[start]
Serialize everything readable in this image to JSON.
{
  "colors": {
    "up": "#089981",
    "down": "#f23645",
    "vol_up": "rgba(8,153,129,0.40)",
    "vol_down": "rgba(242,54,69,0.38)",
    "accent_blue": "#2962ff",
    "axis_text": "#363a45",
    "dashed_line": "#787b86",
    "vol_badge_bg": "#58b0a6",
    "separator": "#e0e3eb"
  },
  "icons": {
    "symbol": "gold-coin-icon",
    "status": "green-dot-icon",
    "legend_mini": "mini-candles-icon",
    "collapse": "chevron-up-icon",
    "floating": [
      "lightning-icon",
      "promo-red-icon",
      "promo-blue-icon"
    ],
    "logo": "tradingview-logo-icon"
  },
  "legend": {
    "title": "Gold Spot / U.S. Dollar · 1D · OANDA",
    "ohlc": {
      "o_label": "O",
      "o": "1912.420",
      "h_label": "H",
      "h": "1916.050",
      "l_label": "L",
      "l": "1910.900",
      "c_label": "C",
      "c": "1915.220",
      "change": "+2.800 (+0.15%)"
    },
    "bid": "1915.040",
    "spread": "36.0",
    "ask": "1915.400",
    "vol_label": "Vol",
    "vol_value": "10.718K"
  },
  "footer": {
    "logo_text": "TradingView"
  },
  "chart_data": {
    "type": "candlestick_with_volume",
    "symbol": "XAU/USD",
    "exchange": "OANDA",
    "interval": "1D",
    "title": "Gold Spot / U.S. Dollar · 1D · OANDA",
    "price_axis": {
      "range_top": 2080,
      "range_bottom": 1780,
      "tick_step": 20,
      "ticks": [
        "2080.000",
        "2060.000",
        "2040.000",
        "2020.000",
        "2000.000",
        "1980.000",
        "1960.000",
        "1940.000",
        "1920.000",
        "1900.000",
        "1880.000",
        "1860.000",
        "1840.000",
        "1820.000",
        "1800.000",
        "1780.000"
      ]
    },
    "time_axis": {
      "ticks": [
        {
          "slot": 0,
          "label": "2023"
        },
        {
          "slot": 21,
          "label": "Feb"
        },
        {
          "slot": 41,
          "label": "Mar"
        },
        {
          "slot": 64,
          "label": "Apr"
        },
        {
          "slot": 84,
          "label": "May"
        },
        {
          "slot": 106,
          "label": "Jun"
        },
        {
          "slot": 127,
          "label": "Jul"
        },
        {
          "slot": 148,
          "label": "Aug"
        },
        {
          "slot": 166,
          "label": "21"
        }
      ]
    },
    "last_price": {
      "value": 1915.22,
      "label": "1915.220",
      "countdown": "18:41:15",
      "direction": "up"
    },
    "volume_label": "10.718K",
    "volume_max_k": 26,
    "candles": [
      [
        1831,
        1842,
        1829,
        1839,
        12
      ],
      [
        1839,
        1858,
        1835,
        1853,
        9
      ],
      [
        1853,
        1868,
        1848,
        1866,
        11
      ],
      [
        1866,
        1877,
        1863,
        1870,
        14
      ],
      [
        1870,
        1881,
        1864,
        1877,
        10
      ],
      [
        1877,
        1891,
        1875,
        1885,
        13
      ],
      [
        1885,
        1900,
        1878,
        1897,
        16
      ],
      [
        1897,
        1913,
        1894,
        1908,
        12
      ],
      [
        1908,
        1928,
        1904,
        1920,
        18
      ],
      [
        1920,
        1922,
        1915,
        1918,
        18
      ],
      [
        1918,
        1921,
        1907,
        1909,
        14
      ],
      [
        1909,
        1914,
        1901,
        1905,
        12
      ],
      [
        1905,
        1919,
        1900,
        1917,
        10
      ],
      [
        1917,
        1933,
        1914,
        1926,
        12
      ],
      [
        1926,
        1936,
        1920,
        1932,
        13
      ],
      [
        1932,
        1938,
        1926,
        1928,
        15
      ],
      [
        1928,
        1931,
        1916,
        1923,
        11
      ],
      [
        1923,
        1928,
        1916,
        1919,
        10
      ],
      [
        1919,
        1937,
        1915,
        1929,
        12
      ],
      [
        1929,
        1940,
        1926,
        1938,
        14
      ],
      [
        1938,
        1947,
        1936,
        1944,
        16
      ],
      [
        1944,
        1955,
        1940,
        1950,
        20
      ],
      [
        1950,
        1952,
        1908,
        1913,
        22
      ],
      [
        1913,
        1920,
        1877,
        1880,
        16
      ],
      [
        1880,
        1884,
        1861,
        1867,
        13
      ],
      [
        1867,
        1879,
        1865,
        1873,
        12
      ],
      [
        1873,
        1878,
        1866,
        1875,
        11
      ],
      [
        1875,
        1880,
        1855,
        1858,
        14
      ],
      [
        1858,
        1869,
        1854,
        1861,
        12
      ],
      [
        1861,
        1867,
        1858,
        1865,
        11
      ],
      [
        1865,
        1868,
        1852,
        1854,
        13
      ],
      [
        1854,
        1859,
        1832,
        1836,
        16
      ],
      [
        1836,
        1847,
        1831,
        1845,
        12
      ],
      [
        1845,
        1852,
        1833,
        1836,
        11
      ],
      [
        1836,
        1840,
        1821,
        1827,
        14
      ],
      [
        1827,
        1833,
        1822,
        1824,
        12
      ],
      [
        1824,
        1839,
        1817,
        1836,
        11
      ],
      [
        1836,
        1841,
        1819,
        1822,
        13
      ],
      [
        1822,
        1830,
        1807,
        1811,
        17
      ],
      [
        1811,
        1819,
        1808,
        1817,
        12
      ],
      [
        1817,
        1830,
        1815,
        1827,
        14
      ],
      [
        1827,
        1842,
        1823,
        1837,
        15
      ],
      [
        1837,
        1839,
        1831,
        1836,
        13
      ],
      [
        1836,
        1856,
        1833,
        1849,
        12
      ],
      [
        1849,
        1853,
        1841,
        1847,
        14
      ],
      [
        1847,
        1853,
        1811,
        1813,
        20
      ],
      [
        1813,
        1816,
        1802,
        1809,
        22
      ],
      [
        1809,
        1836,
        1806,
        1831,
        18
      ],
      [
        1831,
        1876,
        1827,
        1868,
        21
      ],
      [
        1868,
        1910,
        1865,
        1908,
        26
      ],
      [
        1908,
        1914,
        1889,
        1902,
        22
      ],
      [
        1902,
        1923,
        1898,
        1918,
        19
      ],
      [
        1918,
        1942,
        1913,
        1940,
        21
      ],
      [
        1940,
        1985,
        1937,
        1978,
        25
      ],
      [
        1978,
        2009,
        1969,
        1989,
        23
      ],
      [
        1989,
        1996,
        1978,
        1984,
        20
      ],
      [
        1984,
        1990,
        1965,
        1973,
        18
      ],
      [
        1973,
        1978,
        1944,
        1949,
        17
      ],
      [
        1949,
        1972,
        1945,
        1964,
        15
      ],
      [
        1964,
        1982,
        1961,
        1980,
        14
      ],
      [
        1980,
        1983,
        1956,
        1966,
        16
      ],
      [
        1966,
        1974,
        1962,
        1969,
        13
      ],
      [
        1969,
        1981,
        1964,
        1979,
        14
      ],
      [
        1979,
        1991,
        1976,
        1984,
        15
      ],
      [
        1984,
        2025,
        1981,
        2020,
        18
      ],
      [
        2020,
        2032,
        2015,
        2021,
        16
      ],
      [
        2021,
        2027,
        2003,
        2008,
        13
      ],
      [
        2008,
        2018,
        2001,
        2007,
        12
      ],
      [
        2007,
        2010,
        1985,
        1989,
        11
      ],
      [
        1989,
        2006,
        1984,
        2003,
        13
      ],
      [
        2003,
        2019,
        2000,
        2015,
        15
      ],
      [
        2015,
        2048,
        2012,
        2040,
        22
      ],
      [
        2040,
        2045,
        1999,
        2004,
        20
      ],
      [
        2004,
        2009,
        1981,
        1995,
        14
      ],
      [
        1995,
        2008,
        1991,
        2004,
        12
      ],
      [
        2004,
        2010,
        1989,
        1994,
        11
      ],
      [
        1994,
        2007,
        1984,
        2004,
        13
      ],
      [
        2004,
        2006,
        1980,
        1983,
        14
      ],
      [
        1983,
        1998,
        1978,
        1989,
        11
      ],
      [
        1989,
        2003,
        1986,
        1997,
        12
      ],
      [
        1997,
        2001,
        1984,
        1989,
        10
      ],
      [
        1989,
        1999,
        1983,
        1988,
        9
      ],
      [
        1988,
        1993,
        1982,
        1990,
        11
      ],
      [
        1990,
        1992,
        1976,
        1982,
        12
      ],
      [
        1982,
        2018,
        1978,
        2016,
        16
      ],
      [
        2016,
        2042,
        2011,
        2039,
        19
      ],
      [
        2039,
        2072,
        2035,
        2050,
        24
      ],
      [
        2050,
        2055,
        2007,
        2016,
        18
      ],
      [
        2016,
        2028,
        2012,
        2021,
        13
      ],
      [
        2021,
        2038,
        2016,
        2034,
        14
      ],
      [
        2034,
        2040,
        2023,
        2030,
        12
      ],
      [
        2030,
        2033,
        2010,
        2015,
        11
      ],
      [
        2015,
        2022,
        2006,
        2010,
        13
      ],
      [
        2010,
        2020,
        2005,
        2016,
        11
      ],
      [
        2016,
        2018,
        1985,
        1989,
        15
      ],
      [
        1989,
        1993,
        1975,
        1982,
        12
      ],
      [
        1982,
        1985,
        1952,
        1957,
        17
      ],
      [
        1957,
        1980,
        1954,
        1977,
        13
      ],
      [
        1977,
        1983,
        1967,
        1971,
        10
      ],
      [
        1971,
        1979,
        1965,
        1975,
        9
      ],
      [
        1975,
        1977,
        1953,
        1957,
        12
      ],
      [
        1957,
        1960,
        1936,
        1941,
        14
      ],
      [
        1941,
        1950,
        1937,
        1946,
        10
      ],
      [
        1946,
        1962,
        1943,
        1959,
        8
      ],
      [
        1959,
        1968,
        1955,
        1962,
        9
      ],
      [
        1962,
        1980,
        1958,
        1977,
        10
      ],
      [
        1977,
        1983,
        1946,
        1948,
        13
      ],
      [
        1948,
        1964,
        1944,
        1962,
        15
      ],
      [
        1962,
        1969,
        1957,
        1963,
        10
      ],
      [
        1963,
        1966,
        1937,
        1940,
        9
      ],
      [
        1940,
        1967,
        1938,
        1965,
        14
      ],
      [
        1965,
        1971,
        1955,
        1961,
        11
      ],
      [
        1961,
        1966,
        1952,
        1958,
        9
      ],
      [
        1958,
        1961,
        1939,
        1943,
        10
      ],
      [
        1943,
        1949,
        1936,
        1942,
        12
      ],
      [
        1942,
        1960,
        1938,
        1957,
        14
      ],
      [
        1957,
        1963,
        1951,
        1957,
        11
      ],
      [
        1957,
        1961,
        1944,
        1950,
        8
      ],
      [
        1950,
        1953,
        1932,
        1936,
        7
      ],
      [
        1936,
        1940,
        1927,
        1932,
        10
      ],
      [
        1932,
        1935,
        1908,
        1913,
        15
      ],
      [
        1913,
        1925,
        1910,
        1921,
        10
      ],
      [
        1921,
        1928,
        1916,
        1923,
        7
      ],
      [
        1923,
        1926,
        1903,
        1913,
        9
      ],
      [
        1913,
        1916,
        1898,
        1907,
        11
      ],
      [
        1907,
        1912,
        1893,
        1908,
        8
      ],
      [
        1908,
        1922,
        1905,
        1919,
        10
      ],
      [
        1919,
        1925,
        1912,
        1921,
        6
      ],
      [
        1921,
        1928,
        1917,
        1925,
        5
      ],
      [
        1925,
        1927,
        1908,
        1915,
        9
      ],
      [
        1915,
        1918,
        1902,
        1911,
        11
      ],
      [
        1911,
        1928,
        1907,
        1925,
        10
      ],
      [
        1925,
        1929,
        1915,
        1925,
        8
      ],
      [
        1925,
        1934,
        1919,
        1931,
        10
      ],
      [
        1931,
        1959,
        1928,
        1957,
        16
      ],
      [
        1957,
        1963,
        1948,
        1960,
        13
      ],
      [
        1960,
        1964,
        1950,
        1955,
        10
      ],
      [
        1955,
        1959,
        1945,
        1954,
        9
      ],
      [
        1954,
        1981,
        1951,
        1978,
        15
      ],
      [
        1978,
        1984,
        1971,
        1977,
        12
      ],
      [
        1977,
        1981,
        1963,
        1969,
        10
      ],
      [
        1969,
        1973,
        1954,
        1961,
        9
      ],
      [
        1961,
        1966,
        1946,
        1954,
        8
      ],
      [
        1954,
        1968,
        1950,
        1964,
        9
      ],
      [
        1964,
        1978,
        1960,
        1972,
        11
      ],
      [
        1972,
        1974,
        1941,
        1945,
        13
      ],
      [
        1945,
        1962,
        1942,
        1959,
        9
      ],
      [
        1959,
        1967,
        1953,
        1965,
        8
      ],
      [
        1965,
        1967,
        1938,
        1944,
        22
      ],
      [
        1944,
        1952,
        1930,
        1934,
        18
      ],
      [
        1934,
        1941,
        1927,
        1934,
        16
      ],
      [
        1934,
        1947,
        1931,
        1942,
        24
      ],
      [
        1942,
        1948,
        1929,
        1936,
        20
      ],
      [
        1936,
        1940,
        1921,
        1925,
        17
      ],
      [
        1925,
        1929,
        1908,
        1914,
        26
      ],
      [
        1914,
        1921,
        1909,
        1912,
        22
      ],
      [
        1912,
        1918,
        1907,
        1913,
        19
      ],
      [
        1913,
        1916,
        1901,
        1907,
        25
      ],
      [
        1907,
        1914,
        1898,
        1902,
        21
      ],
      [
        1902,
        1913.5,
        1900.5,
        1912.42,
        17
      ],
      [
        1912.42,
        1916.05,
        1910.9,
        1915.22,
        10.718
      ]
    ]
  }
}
[end]
§ **EXERCISE**:
Gather each line from the listing above that holds "symbol".

§ **SOLVED PROBLEM**:
    "symbol": "gold-coin-icon",
    "symbol": "XAU/USD",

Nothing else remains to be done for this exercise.